#### INFORMATION PROVIDED
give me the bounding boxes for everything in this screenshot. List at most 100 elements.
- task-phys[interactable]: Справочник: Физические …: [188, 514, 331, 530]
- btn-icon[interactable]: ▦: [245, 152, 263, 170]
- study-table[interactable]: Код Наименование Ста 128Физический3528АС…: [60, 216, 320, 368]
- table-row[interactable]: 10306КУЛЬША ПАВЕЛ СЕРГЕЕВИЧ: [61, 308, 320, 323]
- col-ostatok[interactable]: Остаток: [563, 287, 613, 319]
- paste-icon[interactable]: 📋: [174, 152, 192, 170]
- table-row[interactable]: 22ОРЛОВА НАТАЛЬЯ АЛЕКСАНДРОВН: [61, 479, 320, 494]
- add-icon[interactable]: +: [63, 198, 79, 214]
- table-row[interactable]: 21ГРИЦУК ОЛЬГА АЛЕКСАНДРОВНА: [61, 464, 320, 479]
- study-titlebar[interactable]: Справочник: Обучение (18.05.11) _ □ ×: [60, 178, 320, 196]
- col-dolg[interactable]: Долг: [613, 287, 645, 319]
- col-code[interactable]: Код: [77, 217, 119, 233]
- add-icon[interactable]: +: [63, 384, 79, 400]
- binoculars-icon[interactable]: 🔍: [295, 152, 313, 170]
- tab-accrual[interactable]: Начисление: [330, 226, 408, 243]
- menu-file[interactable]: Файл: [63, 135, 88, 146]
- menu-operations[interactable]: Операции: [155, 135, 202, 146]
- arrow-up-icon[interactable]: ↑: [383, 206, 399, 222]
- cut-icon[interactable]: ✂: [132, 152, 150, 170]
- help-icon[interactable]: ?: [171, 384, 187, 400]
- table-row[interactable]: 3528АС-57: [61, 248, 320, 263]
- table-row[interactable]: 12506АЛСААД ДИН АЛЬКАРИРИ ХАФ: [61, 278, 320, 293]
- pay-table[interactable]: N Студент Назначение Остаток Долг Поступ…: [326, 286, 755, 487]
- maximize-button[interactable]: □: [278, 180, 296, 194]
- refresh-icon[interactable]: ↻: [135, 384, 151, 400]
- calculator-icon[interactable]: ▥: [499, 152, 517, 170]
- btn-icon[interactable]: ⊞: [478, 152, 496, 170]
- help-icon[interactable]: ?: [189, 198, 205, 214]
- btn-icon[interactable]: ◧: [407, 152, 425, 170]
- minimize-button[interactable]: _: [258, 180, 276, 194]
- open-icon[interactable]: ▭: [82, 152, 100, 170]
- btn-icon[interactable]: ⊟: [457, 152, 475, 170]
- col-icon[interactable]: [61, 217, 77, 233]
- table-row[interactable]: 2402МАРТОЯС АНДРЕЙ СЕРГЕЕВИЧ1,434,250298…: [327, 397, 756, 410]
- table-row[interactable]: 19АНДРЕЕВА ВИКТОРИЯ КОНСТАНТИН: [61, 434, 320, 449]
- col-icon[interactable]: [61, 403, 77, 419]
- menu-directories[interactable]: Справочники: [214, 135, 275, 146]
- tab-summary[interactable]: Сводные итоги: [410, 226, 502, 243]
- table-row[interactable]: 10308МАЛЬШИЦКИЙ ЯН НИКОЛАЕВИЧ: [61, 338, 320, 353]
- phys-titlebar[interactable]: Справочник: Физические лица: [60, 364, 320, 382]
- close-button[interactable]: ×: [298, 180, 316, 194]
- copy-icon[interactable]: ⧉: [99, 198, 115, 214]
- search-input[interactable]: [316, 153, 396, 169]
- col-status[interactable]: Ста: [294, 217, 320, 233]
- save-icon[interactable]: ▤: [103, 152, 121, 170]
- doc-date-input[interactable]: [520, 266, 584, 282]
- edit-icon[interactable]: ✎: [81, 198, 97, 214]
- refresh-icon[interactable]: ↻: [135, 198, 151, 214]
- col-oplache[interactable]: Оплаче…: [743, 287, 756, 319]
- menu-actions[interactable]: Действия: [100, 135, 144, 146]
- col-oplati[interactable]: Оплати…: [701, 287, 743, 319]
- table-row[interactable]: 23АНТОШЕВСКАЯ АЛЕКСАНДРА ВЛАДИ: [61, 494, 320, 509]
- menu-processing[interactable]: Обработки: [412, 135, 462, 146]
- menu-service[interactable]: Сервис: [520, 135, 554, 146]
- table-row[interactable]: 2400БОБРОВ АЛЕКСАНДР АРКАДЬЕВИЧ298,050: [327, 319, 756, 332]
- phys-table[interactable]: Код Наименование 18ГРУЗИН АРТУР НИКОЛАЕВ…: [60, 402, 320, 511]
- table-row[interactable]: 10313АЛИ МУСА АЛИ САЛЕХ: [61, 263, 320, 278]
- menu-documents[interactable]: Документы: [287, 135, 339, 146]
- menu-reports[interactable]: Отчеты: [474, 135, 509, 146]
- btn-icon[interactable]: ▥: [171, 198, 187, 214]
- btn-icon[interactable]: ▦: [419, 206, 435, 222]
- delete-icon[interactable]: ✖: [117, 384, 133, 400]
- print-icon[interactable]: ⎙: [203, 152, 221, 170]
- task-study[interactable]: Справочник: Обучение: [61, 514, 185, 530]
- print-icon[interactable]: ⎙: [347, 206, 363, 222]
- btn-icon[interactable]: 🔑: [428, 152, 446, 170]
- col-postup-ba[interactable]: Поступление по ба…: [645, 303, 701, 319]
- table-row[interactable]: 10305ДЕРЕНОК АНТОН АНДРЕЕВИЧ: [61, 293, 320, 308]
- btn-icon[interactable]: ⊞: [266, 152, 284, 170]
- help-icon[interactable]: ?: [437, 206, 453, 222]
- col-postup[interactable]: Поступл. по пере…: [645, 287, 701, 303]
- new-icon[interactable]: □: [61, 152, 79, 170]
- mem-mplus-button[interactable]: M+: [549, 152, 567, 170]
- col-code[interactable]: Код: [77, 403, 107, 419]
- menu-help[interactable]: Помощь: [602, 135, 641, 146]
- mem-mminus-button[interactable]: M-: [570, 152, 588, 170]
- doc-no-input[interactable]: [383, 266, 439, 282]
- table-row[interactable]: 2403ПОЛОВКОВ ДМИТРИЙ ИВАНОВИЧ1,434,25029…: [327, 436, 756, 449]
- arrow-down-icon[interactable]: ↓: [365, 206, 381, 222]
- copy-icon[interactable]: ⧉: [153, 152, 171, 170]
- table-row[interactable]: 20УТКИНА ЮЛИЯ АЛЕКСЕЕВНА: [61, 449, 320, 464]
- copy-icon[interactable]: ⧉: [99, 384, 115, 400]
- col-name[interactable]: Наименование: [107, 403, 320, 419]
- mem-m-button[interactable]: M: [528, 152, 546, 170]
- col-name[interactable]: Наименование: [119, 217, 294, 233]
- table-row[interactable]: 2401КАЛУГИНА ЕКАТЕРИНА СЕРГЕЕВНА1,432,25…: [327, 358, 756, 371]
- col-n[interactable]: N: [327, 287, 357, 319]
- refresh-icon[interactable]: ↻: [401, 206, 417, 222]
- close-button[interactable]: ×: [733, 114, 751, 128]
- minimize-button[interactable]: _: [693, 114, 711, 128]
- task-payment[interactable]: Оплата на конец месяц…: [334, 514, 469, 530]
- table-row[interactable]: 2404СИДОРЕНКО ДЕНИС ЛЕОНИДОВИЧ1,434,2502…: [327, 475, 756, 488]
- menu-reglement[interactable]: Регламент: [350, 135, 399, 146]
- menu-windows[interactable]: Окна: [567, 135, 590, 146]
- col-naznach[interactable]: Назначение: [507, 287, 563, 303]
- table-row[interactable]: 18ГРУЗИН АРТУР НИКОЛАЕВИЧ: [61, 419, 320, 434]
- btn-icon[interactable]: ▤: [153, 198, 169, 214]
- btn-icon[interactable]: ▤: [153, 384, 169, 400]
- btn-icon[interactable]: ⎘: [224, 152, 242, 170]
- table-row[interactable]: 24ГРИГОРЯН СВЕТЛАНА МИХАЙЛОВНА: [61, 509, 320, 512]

#### TASK DETAILS
Reproduce the rows without any change, starting with the first row and going on through the line with "- calculator-icon[interactable]: ▥: [499, 152, 517, 170]", including both ends.

#### OUTPUT
give me the bounding boxes for everything in this screenshot. List at most 100 elements.
- task-phys[interactable]: Справочник: Физические …: [188, 514, 331, 530]
- btn-icon[interactable]: ▦: [245, 152, 263, 170]
- study-table[interactable]: Код Наименование Ста 128Физический3528АС…: [60, 216, 320, 368]
- table-row[interactable]: 10306КУЛЬША ПАВЕЛ СЕРГЕЕВИЧ: [61, 308, 320, 323]
- col-ostatok[interactable]: Остаток: [563, 287, 613, 319]
- paste-icon[interactable]: 📋: [174, 152, 192, 170]
- table-row[interactable]: 22ОРЛОВА НАТАЛЬЯ АЛЕКСАНДРОВН: [61, 479, 320, 494]
- add-icon[interactable]: +: [63, 198, 79, 214]
- table-row[interactable]: 21ГРИЦУК ОЛЬГА АЛЕКСАНДРОВНА: [61, 464, 320, 479]
- study-titlebar[interactable]: Справочник: Обучение (18.05.11) _ □ ×: [60, 178, 320, 196]
- col-dolg[interactable]: Долг: [613, 287, 645, 319]
- col-code[interactable]: Код: [77, 217, 119, 233]
- add-icon[interactable]: +: [63, 384, 79, 400]
- binoculars-icon[interactable]: 🔍: [295, 152, 313, 170]
- tab-accrual[interactable]: Начисление: [330, 226, 408, 243]
- menu-file[interactable]: Файл: [63, 135, 88, 146]
- menu-operations[interactable]: Операции: [155, 135, 202, 146]
- arrow-up-icon[interactable]: ↑: [383, 206, 399, 222]
- cut-icon[interactable]: ✂: [132, 152, 150, 170]
- help-icon[interactable]: ?: [171, 384, 187, 400]
- table-row[interactable]: 3528АС-57: [61, 248, 320, 263]
- table-row[interactable]: 12506АЛСААД ДИН АЛЬКАРИРИ ХАФ: [61, 278, 320, 293]
- pay-table[interactable]: N Студент Назначение Остаток Долг Поступ…: [326, 286, 755, 487]
- maximize-button[interactable]: □: [278, 180, 296, 194]
- refresh-icon[interactable]: ↻: [135, 384, 151, 400]
- calculator-icon[interactable]: ▥: [499, 152, 517, 170]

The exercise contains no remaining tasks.